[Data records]

<<<<

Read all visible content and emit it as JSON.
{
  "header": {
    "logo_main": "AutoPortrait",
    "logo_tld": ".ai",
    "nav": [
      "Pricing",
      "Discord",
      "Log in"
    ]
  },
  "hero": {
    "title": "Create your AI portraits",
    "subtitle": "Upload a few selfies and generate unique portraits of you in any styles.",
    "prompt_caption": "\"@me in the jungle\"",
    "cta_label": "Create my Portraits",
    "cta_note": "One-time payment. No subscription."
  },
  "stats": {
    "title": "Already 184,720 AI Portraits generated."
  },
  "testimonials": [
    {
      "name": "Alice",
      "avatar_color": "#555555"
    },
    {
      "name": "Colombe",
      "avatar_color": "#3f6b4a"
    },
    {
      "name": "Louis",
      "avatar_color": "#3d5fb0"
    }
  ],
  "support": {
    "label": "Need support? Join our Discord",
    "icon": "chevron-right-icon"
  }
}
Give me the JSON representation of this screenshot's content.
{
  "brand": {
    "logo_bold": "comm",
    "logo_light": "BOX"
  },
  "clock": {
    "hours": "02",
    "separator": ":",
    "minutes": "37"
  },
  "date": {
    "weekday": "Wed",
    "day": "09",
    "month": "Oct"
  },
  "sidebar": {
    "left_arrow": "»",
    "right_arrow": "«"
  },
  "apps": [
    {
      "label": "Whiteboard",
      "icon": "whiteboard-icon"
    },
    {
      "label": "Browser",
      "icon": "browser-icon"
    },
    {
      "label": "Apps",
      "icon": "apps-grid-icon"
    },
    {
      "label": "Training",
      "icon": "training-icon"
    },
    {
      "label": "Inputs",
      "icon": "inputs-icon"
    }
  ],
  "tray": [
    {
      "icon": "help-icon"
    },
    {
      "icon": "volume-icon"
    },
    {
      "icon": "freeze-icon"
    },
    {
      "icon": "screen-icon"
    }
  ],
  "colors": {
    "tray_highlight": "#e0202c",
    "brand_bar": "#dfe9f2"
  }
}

>>>>

Given exercise: Write down every line of the data exactly as it appears above.

Task answer:
Read all visible content and emit it as JSON.
{
  "header": {
    "logo_main": "AutoPortrait",
    "logo_tld": ".ai",
    "nav": [
      "Pricing",
      "Discord",
      "Log in"
    ]
  },
  "hero": {
    "title": "Create your AI portraits",
    "subtitle": "Upload a few selfies and generate unique portraits of you in any styles.",
    "prompt_caption": "\"@me in the jungle\"",
    "cta_label": "Create my Portraits",
    "cta_note": "One-time payment. No subscription."
  },
  "stats": {
    "title": "Already 184,720 AI Portraits generated."
  },
  "testimonials": [
    {
      "name": "Alice",
      "avatar_color": "#555555"
    },
    {
      "name": "Colombe",
      "avatar_color": "#3f6b4a"
    },
    {
      "name": "Louis",
      "avatar_color": "#3d5fb0"
    }
  ],
  "support": {
    "label": "Need support? Join our Discord",
    "icon": "chevron-right-icon"
  }
}
Give me the JSON representation of this screenshot's content.
{
  "brand": {
    "logo_bold": "comm",
    "logo_light": "BOX"
  },
  "clock": {
    "hours": "02",
    "separator": ":",
    "minutes": "37"
  },
  "date": {
    "weekday": "Wed",
    "day": "09",
    "month": "Oct"
  },
  "sidebar": {
    "left_arrow": "»",
    "right_arrow": "«"
  },
  "apps": [
    {
      "label": "Whiteboard",
      "icon": "whiteboard-icon"
    },
    {
      "label": "Browser",
      "icon": "browser-icon"
    },
    {
      "label": "Apps",
      "icon": "apps-grid-icon"
    },
    {
      "label": "Training",
      "icon": "training-icon"
    },
    {
      "label": "Inputs",
      "icon": "inputs-icon"
    }
  ],
  "tray": [
    {
      "icon": "help-icon"
    },
    {
      "icon": "volume-icon"
    },
    {
      "icon": "freeze-icon"
    },
    {
      "icon": "screen-icon"
    }
  ],
  "colors": {
    "tray_highlight": "#e0202c",
    "brand_bar": "#dfe9f2"
  }
}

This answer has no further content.